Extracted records

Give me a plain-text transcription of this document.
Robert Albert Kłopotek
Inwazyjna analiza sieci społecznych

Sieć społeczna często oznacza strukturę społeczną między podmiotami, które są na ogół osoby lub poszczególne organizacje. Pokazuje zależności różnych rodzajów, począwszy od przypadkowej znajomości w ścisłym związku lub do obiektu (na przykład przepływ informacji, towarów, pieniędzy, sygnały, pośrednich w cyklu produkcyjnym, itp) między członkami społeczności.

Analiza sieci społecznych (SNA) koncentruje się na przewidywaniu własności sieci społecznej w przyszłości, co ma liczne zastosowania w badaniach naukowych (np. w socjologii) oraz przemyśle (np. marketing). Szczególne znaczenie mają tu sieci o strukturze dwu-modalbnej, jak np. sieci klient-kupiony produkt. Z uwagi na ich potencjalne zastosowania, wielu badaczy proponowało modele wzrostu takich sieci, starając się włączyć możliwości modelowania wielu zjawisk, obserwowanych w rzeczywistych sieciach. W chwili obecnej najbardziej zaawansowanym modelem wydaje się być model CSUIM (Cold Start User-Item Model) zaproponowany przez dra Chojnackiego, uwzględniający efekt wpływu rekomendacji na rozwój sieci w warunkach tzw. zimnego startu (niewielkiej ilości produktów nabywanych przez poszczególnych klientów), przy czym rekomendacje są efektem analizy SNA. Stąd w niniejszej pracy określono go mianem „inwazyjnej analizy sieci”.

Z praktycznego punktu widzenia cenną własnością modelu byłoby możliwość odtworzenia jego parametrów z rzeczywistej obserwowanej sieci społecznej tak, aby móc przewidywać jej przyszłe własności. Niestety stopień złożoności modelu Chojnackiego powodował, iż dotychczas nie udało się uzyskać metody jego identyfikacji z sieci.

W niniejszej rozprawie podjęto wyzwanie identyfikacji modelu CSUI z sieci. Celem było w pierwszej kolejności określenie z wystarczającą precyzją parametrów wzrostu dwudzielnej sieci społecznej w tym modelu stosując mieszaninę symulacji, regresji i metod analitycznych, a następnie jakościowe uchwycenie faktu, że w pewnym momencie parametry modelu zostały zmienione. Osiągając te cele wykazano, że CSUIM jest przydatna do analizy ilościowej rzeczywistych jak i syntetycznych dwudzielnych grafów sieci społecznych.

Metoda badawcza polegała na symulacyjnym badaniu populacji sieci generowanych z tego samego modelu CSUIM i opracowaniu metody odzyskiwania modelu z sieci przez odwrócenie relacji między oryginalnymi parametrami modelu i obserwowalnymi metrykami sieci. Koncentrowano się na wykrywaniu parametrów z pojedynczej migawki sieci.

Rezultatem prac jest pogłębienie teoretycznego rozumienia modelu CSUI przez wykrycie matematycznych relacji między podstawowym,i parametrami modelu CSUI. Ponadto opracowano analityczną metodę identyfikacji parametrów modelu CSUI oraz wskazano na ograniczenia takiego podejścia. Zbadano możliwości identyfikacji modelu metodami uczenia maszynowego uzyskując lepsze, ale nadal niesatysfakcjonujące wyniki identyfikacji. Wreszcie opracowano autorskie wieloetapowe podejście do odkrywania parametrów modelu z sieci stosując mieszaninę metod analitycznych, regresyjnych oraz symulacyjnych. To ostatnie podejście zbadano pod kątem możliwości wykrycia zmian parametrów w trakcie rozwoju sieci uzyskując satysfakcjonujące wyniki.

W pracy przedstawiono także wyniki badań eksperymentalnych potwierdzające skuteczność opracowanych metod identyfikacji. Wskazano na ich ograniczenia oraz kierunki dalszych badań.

◆ Task goal
Restate every record exactly, leaving nothing out.

◆ Answer to the exercise
Give me a plain-text transcription of this document.
Robert Albert Kłopotek
Inwazyjna analiza sieci społecznych

Sieć społeczna często oznacza strukturę społeczną między podmiotami, które są na ogół osoby lub poszczególne organizacje. Pokazuje zależności różnych rodzajów, począwszy od przypadkowej znajomości w ścisłym związku lub do obiektu (na przykład przepływ informacji, towarów, pieniędzy, sygnały, pośrednich w cyklu produkcyjnym, itp) między członkami społeczności.

Analiza sieci społecznych (SNA) koncentruje się na przewidywaniu własności sieci społecznej w przyszłości, co ma liczne zastosowania w badaniach naukowych (np. w socjologii) oraz przemyśle (np. marketing). Szczególne znaczenie mają tu sieci o strukturze dwu-modalbnej, jak np. sieci klient-kupiony produkt. Z uwagi na ich potencjalne zastosowania, wielu badaczy proponowało modele wzrostu takich sieci, starając się włączyć możliwości modelowania wielu zjawisk, obserwowanych w rzeczywistych sieciach. W chwili obecnej najbardziej zaawansowanym modelem wydaje się być model CSUIM (Cold Start User-Item Model) zaproponowany przez dra Chojnackiego, uwzględniający efekt wpływu rekomendacji na rozwój sieci w warunkach tzw. zimnego startu (niewielkiej ilości produktów nabywanych przez poszczególnych klientów), przy czym rekomendacje są efektem analizy SNA. Stąd w niniejszej pracy określono go mianem „inwazyjnej analizy sieci”.

Z praktycznego punktu widzenia cenną własnością modelu byłoby możliwość odtworzenia jego parametrów z rzeczywistej obserwowanej sieci społecznej tak, aby móc przewidywać jej przyszłe własności. Niestety stopień złożoności modelu Chojnackiego powodował, iż dotychczas nie udało się uzyskać metody jego identyfikacji z sieci.

W niniejszej rozprawie podjęto wyzwanie identyfikacji modelu CSUI z sieci. Celem było w pierwszej kolejności określenie z wystarczającą precyzją parametrów wzrostu dwudzielnej sieci społecznej w tym modelu stosując mieszaninę symulacji, regresji i metod analitycznych, a następnie jakościowe uchwycenie faktu, że w pewnym momencie parametry modelu zostały zmienione. Osiągając te cele wykazano, że CSUIM jest przydatna do analizy ilościowej rzeczywistych jak i syntetycznych dwudzielnych grafów sieci społecznych.

Metoda badawcza polegała na symulacyjnym badaniu populacji sieci generowanych z tego samego modelu CSUIM i opracowaniu metody odzyskiwania modelu z sieci przez odwrócenie relacji między oryginalnymi parametrami modelu i obserwowalnymi metrykami sieci. Koncentrowano się na wykrywaniu parametrów z pojedynczej migawki sieci.

Rezultatem prac jest pogłębienie teoretycznego rozumienia modelu CSUI przez wykrycie matematycznych relacji między podstawowym,i parametrami modelu CSUI. Ponadto opracowano analityczną metodę identyfikacji parametrów modelu CSUI oraz wskazano na ograniczenia takiego podejścia. Zbadano możliwości identyfikacji modelu metodami uczenia maszynowego uzyskując lepsze, ale nadal niesatysfakcjonujące wyniki identyfikacji. Wreszcie opracowano autorskie wieloetapowe podejście do odkrywania parametrów modelu z sieci stosując mieszaninę metod analitycznych, regresyjnych oraz symulacyjnych. To ostatnie podejście zbadano pod kątem możliwości wykrycia zmian parametrów w trakcie rozwoju sieci uzyskując satysfakcjonujące wyniki.

W pracy przedstawiono także wyniki badań eksperymentalnych potwierdzające skuteczność opracowanych metod identyfikacji. Wskazano na ich ograniczenia oraz kierunki dalszych badań.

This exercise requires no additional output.